■ TEXTAUSZUG:
★ ★ ★ ★
Handlungsübergreifende Wissensunterschiede
Wissensunterschiede, die in einem
Drama eine Rolle spielen, können
▪ handlungsübergreifend (diachron) oder handlungsintern
(synchron) sein.
Handlungsübergreifend sind sie dann, wenn sie das
Verständnis des Leser bzw. Publikums bzw. ihren Grad der
Informiertheit im Hinblick auf die weitere Entwicklung
der Ereignisse betreffen. (vgl.
Asmuth
62004, S. 114)
Meistens handelt es sich dabei um
Wissensunterschiede, die dem Rezipienten einen
Informationsvorsprung gegenüber den Figuren verschaffen.
Von dieser
(besseren) epistemologischen Position aus versteht ein Zuschauer
mit den aus unterschiedlicher Informiertheit entstehenden,
verschiedenen Wahrnehmungen und Sichtweisen von Figuren
umzugehen. Dadurch kann er sie gegeneinander abwägen, beurteilen und
nach eigenem Gutdünken zu bewerten.
Handlungsübergreifend in
diesem Sinne sind Vorausdeutungen und die so genannte ▪
dramatische Ironie. (vgl.
ebd., S. 114f.)
★ ★ ★ ★
■ GESPEICHERTE DATEN:
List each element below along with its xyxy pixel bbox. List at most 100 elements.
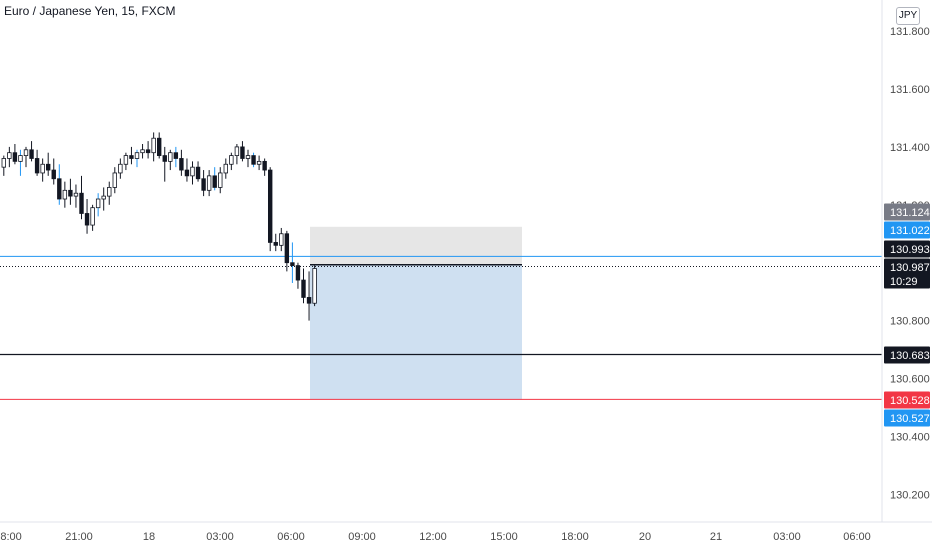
★ ★ ★ ★
■ AUFGABEN:
A. Beantworte zum Text über Wissensunterschiede im Drama diese Fragen:
(i) Welche zwei Arten von Wissensunterschieden nennt der Text?
(ii) Wem verschaffen handlungsübergreifende Wissensunterschiede meistens einen Informationsvorsprung, und gegenüber wem?
(iii) Was ist laut Text in diesem Sinne handlungsübergreifend?
B. Führe den Text über Wissensunterschiede im Drama nach seinem letzten Satz um einige Sätze weiter.
Die Zeilen stehen in keinem Zusammenhang mit dem Text.

■ LÖSUNGEN:
A.
(i) Handlungsübergreifende (diachrone) und handlungsinterne (synchrone) Wissensunterschiede.
(ii) Dem Rezipienten, gegenüber den Figuren.
(iii) Vorausdeutungen und die so genannte dramatische Ironie.

B.
Arten von Vorausdeutungen
Wissensunterschiede zwischen den Figuren und dem
Rezipienten ergeben sich oft aus Vorausdeutungen, die in den
Repliken der Figuren auftauchen, deren Bedeutung oft den Figuren
selbst dabei nicht einmal bewusst sein muss.
Bei diesen Vorausdeutungen lassen sich vier
verschiedene Arten unterscheiden: die
erzählerische, die
handlungslogische, die
mantische und die darstellerische
Vorausdeutung. Sie unterscheiden sich dadurch, dass ihr
Vorausdeutungswissen sich auf eine jeweils andere
Geltungsgrundlage bezieht. (vgl. Asmuth
62004, S. 121)
Bei der handlungslogischen Vorausdeutung ist dies das Wissen
des Erzählers über das in der Zukunft liegende Geschehen, bei
der handlungslogischen Vorausdeutung lässt sich das weitere
Geschehen durch "vernünftiges Weiterdenken" (ebd.)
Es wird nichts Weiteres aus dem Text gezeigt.